# [Goal of the exercise]
Gather each line of the records where "marker" appears.

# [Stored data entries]

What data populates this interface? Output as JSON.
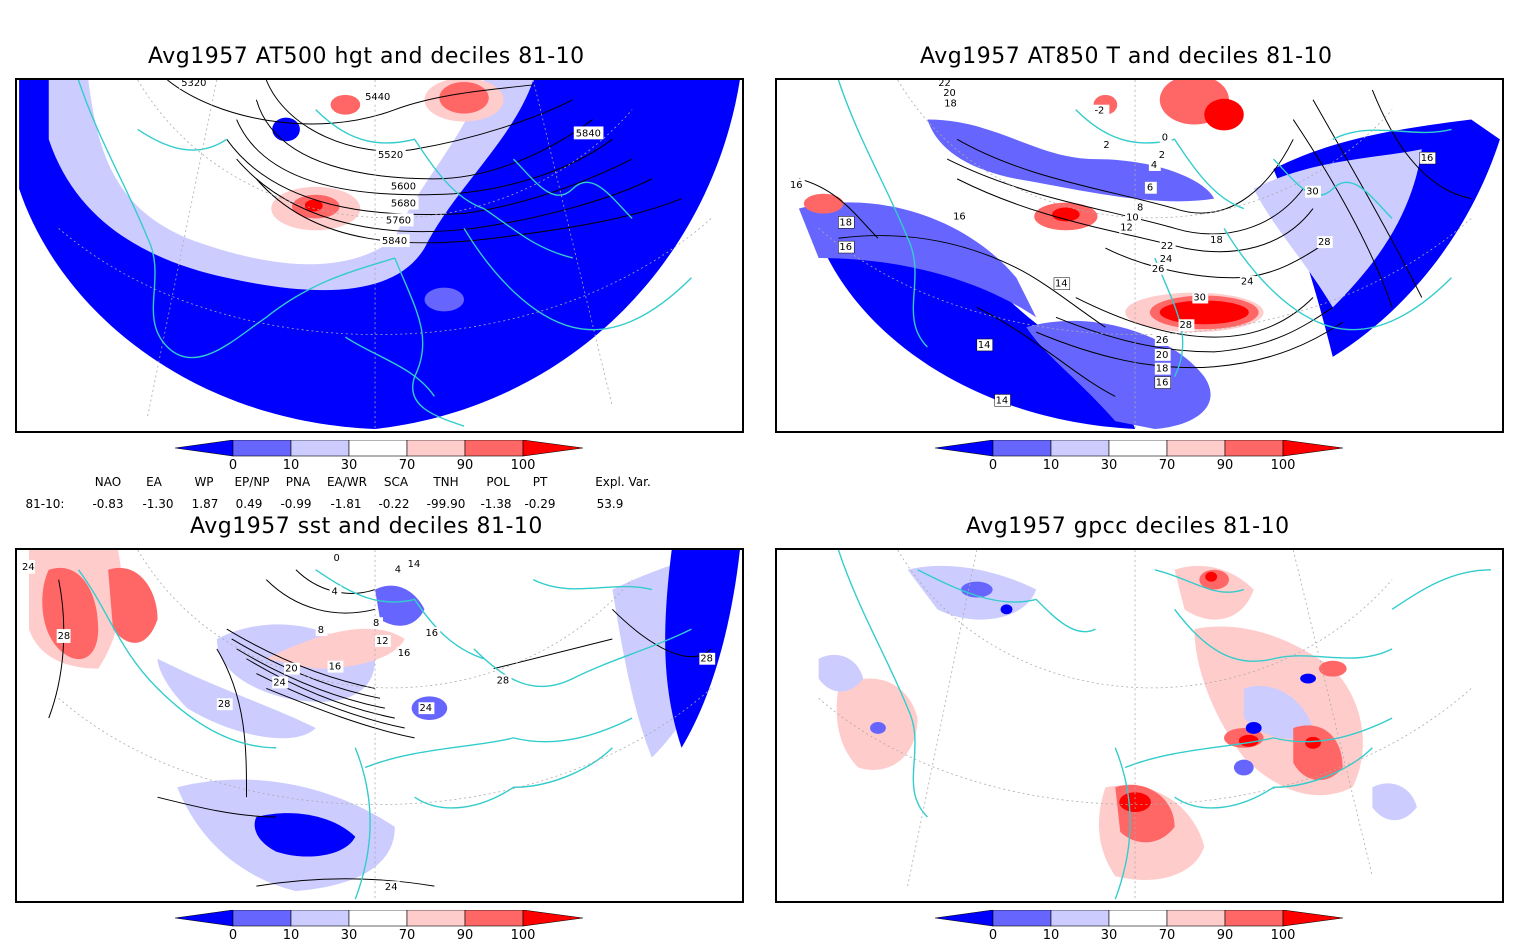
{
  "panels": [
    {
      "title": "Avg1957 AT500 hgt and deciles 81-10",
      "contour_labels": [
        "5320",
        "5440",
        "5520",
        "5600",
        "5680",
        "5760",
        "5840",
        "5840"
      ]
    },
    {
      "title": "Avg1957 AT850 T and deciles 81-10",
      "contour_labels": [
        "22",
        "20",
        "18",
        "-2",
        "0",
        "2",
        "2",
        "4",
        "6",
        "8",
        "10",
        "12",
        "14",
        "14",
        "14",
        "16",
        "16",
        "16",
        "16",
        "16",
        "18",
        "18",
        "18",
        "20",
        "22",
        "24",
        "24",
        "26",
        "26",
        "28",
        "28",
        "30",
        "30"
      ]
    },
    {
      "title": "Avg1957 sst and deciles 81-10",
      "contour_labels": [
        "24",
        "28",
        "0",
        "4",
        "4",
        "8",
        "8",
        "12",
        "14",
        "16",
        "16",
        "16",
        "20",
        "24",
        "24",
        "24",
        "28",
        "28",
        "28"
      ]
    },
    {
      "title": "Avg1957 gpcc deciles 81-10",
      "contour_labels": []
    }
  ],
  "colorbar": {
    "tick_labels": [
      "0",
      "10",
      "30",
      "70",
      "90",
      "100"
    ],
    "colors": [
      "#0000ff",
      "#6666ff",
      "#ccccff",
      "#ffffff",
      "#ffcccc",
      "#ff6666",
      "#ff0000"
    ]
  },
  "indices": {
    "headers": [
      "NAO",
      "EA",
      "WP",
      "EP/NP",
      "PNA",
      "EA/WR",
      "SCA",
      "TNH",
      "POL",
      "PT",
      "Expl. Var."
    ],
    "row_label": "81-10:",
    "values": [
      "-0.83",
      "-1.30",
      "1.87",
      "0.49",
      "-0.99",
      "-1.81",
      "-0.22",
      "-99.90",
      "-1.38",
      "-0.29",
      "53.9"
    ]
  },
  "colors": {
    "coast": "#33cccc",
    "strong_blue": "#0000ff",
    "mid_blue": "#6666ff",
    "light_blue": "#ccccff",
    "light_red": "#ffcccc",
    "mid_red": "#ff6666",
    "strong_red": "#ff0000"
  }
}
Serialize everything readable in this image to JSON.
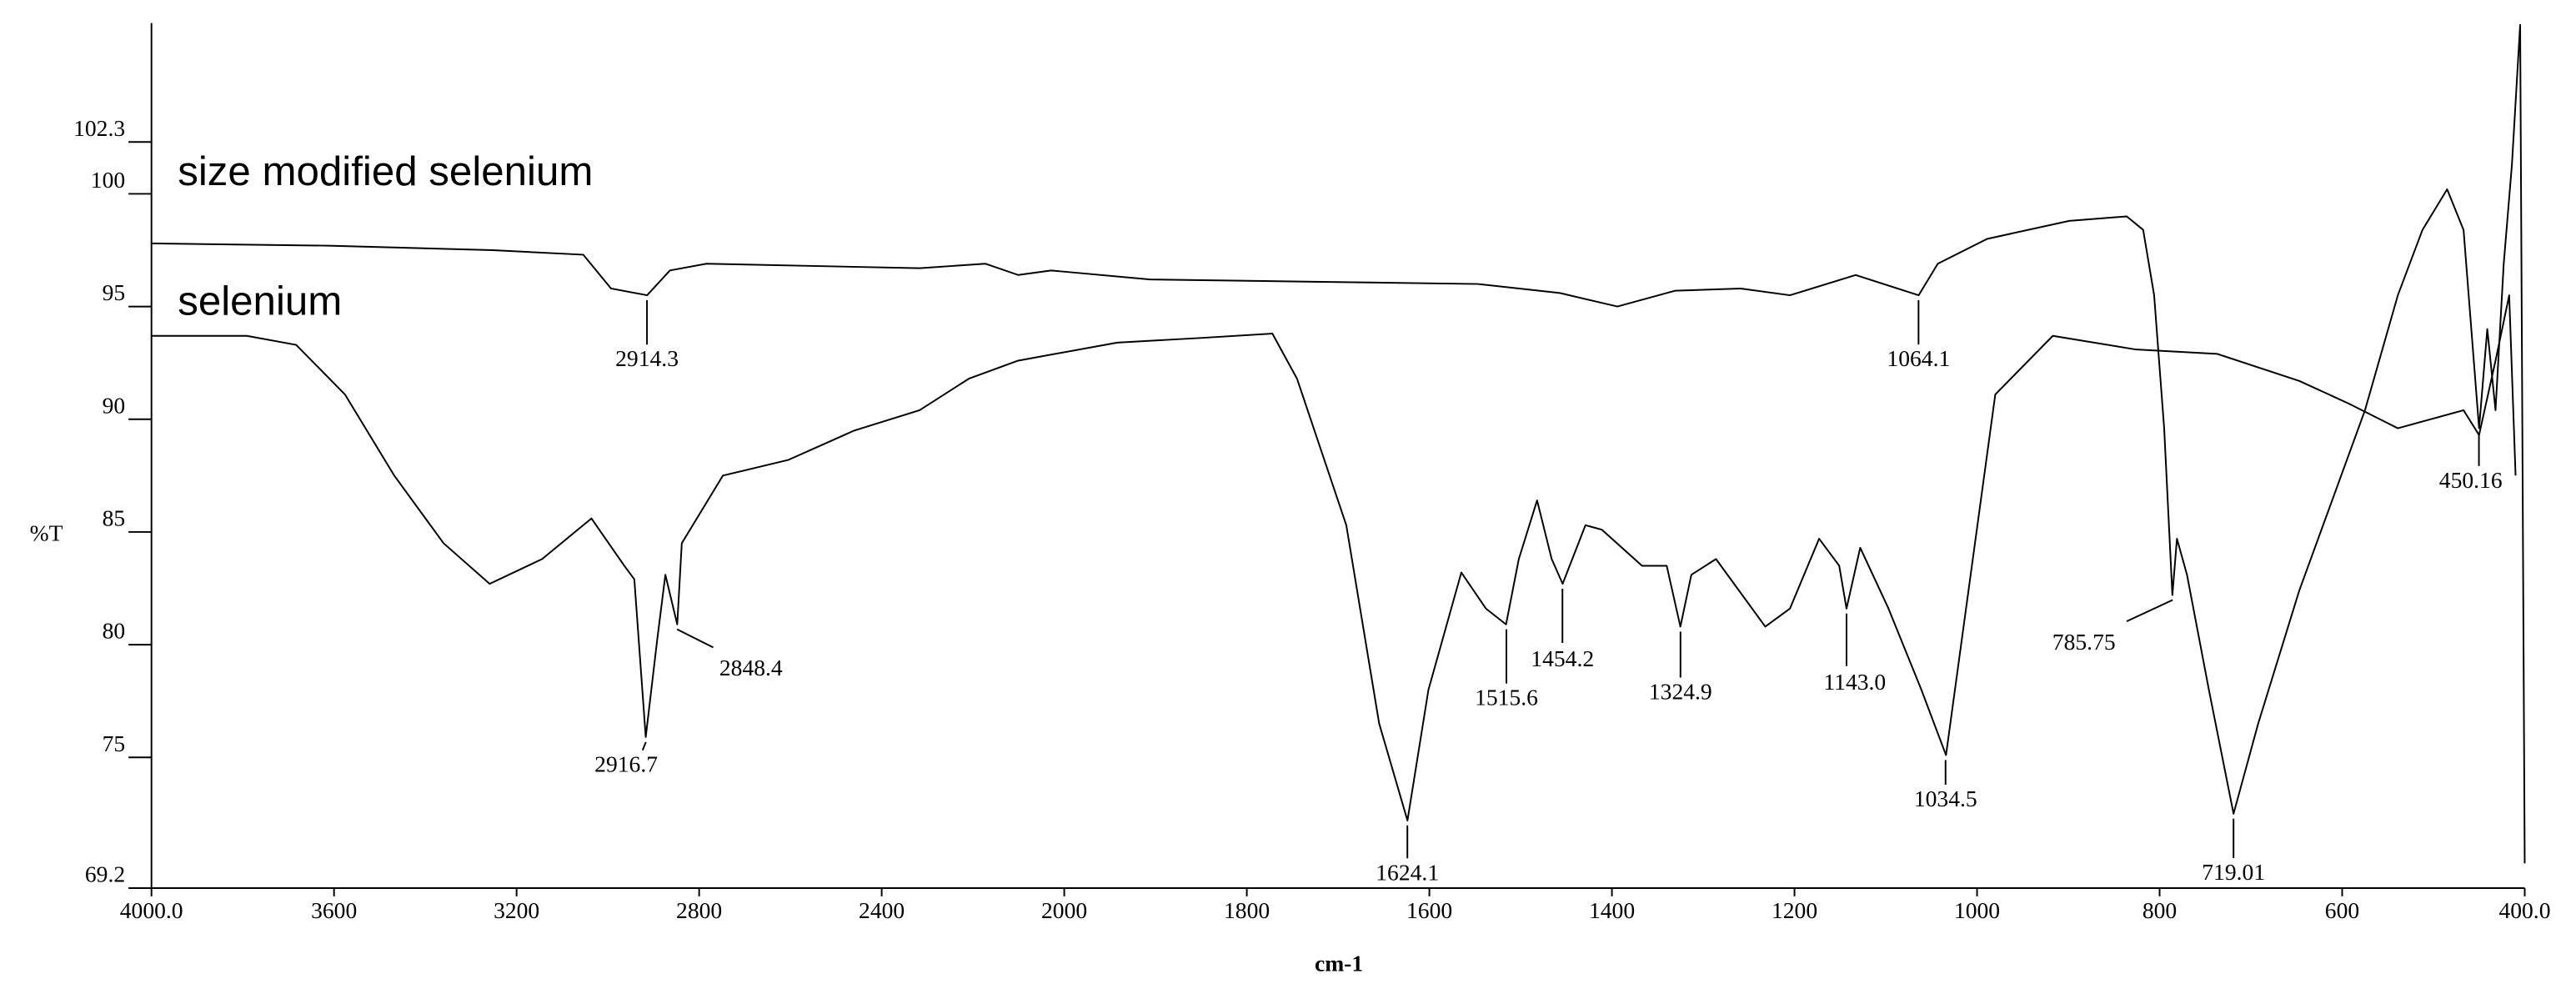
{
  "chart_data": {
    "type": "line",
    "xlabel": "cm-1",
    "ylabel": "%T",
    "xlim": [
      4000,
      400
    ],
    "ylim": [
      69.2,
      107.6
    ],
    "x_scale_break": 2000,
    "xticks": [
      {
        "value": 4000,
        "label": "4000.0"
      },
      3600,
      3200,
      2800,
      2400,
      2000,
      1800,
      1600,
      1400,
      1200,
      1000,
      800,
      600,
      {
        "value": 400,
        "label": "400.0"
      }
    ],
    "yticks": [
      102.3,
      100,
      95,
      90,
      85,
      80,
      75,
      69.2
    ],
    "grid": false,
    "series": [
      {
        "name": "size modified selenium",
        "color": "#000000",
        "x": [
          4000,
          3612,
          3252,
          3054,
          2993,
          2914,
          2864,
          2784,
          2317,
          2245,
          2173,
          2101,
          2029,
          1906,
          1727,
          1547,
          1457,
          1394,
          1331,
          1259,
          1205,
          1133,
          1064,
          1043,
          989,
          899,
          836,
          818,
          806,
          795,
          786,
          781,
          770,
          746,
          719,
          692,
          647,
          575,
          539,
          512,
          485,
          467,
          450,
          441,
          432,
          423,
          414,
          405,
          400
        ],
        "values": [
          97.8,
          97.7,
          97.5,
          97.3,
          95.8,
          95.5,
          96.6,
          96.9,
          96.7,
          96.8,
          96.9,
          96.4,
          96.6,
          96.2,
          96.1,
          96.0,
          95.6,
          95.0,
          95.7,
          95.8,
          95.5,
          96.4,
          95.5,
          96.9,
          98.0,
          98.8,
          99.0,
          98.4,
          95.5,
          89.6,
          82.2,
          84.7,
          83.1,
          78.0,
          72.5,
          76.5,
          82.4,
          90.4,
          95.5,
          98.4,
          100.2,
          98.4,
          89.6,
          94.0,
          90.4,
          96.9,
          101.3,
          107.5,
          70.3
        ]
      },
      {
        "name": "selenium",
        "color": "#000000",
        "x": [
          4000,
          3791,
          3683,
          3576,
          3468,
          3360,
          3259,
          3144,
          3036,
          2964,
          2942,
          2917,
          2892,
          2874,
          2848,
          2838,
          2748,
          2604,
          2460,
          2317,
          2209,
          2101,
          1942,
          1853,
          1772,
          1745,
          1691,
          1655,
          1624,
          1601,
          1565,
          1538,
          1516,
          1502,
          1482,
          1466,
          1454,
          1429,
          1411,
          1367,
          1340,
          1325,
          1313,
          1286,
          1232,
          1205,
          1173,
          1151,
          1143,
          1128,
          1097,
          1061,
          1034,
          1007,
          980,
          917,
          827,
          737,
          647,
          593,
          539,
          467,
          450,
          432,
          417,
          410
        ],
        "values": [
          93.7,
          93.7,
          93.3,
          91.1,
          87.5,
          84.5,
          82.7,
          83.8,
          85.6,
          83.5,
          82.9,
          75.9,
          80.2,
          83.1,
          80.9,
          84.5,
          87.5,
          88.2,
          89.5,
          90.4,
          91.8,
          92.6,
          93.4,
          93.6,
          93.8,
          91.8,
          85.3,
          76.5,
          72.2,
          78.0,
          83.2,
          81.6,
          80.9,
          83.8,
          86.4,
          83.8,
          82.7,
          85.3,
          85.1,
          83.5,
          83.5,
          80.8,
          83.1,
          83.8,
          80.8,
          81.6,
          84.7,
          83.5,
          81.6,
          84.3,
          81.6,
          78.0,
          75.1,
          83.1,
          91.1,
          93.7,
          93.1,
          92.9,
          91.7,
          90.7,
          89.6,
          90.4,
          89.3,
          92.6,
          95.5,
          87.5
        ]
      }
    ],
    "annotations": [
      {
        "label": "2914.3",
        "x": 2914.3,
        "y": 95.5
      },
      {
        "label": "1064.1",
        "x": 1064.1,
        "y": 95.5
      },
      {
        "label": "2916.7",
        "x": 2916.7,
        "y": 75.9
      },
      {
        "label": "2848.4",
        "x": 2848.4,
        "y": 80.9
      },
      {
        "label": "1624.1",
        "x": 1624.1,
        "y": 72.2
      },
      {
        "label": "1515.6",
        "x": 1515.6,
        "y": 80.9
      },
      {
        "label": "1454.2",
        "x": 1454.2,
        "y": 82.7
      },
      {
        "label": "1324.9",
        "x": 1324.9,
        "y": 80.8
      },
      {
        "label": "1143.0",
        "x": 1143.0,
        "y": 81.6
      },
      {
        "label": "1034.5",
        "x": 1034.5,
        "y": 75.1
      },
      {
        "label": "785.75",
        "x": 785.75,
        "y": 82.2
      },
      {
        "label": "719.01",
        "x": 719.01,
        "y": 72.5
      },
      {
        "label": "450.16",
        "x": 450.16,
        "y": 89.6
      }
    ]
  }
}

---

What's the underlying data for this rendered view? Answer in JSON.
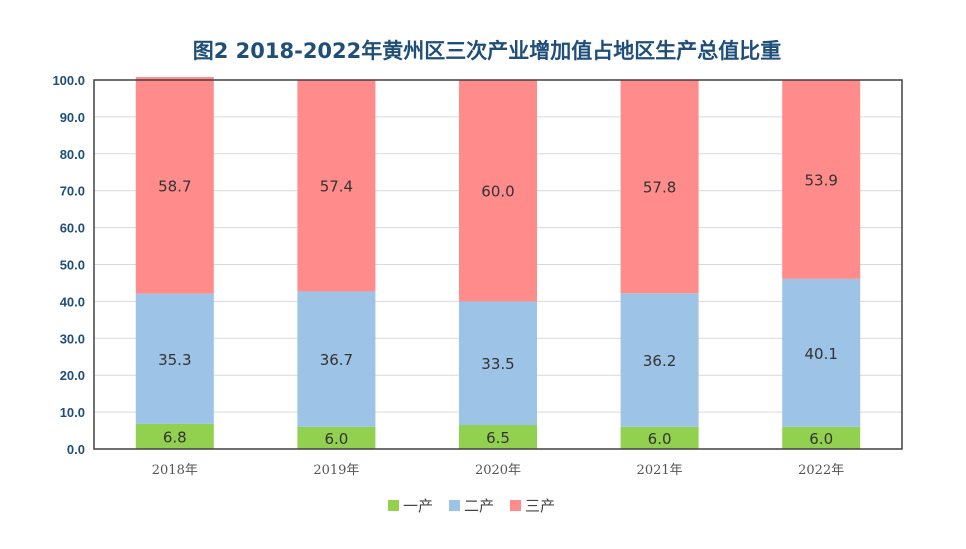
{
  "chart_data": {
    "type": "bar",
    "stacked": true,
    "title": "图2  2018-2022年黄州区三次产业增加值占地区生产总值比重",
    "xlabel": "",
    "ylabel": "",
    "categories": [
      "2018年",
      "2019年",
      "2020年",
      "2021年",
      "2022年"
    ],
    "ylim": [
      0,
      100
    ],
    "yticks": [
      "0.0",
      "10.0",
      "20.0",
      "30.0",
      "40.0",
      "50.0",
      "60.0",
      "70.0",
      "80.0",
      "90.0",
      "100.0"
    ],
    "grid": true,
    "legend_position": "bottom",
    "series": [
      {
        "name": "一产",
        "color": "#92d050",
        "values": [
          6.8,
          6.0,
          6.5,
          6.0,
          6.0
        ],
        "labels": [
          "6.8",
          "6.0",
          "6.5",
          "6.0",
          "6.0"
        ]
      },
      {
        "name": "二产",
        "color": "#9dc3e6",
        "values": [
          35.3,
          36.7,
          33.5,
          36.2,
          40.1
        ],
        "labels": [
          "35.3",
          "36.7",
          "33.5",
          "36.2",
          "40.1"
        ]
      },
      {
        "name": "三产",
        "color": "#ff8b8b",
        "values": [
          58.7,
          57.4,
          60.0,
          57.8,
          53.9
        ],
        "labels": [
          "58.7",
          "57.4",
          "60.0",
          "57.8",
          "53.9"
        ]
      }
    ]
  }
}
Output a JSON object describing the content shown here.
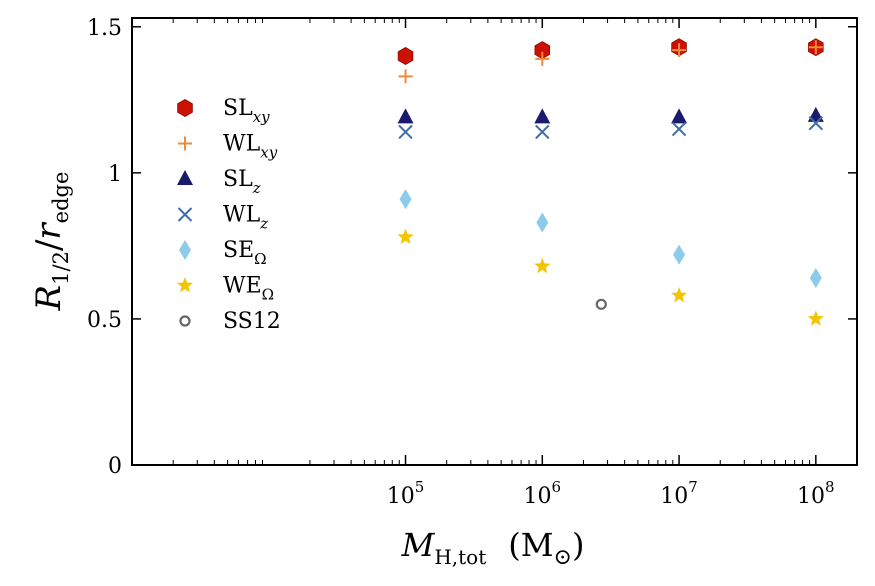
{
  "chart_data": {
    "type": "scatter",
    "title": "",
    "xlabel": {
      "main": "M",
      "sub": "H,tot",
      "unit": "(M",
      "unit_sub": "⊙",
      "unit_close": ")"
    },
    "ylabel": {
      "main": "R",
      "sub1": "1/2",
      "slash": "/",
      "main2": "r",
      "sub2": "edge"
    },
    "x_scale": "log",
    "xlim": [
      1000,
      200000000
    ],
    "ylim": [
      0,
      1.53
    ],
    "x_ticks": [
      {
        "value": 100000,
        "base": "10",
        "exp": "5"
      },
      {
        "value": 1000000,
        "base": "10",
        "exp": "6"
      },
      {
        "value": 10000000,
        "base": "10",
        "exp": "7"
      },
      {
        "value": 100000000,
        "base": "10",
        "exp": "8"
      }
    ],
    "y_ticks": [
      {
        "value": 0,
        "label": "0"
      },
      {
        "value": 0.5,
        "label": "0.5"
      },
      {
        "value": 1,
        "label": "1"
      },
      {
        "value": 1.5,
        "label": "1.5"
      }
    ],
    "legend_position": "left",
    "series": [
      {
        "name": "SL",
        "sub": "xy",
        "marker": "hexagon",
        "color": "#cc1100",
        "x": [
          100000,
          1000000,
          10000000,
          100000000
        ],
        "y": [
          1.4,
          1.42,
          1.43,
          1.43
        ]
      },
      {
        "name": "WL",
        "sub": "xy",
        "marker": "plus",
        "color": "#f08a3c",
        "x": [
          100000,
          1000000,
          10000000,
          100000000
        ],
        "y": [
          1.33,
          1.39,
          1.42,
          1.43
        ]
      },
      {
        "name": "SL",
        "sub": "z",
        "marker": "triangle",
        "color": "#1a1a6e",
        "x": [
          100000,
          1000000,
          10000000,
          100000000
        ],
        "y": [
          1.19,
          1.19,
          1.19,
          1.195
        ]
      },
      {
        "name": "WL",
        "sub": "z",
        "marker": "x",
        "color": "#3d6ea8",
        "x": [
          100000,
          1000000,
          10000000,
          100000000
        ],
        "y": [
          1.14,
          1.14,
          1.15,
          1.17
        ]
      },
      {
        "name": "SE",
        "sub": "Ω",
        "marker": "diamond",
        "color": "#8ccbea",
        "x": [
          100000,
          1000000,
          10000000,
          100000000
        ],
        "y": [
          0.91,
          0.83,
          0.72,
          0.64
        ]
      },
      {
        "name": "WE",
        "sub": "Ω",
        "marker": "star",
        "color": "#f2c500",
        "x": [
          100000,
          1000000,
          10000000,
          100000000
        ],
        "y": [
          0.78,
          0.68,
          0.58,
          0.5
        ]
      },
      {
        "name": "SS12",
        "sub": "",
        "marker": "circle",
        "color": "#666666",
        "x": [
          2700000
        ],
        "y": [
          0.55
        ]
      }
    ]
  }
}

* * *

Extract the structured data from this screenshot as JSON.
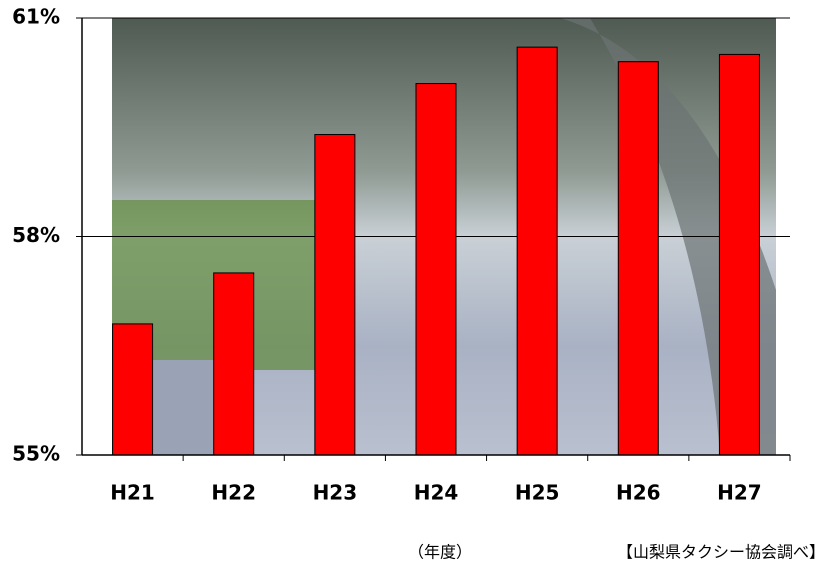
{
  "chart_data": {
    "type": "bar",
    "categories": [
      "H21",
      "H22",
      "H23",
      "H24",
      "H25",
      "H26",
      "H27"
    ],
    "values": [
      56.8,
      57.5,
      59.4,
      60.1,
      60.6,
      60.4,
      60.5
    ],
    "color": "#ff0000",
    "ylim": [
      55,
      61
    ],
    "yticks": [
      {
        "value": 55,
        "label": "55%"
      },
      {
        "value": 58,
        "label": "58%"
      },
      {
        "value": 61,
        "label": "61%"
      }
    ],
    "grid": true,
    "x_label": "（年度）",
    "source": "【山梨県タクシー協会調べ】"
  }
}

# [Result of the task]
        "marker": "hexagon",
        "marker": "plus",
        "marker": "triangle",
        "marker": "x",
        "marker": "diamond",
        "marker": "star",
        "marker": "circle",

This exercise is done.